Write out every entry exactly as it stands.

* EXERCISE MATERIAL *
------------

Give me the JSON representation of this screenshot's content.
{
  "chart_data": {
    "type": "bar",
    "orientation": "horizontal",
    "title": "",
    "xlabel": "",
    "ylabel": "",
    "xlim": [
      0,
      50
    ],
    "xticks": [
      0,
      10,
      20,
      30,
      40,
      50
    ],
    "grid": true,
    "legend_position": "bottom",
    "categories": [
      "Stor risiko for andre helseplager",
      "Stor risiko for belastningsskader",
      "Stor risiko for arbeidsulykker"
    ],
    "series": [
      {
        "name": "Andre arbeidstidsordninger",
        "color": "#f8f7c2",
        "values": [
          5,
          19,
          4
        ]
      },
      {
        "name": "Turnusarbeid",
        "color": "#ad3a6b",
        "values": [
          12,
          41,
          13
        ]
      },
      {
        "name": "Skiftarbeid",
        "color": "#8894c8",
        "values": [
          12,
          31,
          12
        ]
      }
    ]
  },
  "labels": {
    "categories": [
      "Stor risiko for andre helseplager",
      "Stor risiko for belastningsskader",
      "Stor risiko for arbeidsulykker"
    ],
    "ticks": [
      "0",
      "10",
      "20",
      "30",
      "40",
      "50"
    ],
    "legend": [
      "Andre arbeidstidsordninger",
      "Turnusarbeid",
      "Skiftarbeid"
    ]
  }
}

------------

* SOLUTION *
Give me the JSON representation of this screenshot's content.
{
  "chart_data": {
    "type": "bar",
    "orientation": "horizontal",
    "title": "",
    "xlabel": "",
    "ylabel": "",
    "xlim": [
      0,
      50
    ],
    "xticks": [
      0,
      10,
      20,
      30,
      40,
      50
    ],
    "grid": true,
    "legend_position": "bottom",
    "categories": [
      "Stor risiko for andre helseplager",
      "Stor risiko for belastningsskader",
      "Stor risiko for arbeidsulykker"
    ],
    "series": [
      {
        "name": "Andre arbeidstidsordninger",
        "color": "#f8f7c2",
        "values": [
          5,
          19,
          4
        ]
      },
      {
        "name": "Turnusarbeid",
        "color": "#ad3a6b",
        "values": [
          12,
          41,
          13
        ]
      },
      {
        "name": "Skiftarbeid",
        "color": "#8894c8",
        "values": [
          12,
          31,
          12
        ]
      }
    ]
  },
  "labels": {
    "categories": [
      "Stor risiko for andre helseplager",
      "Stor risiko for belastningsskader",
      "Stor risiko for arbeidsulykker"
    ],
    "ticks": [
      "0",
      "10",
      "20",
      "30",
      "40",
      "50"
    ],
    "legend": [
      "Andre arbeidstidsordninger",
      "Turnusarbeid",
      "Skiftarbeid"
    ]
  }
}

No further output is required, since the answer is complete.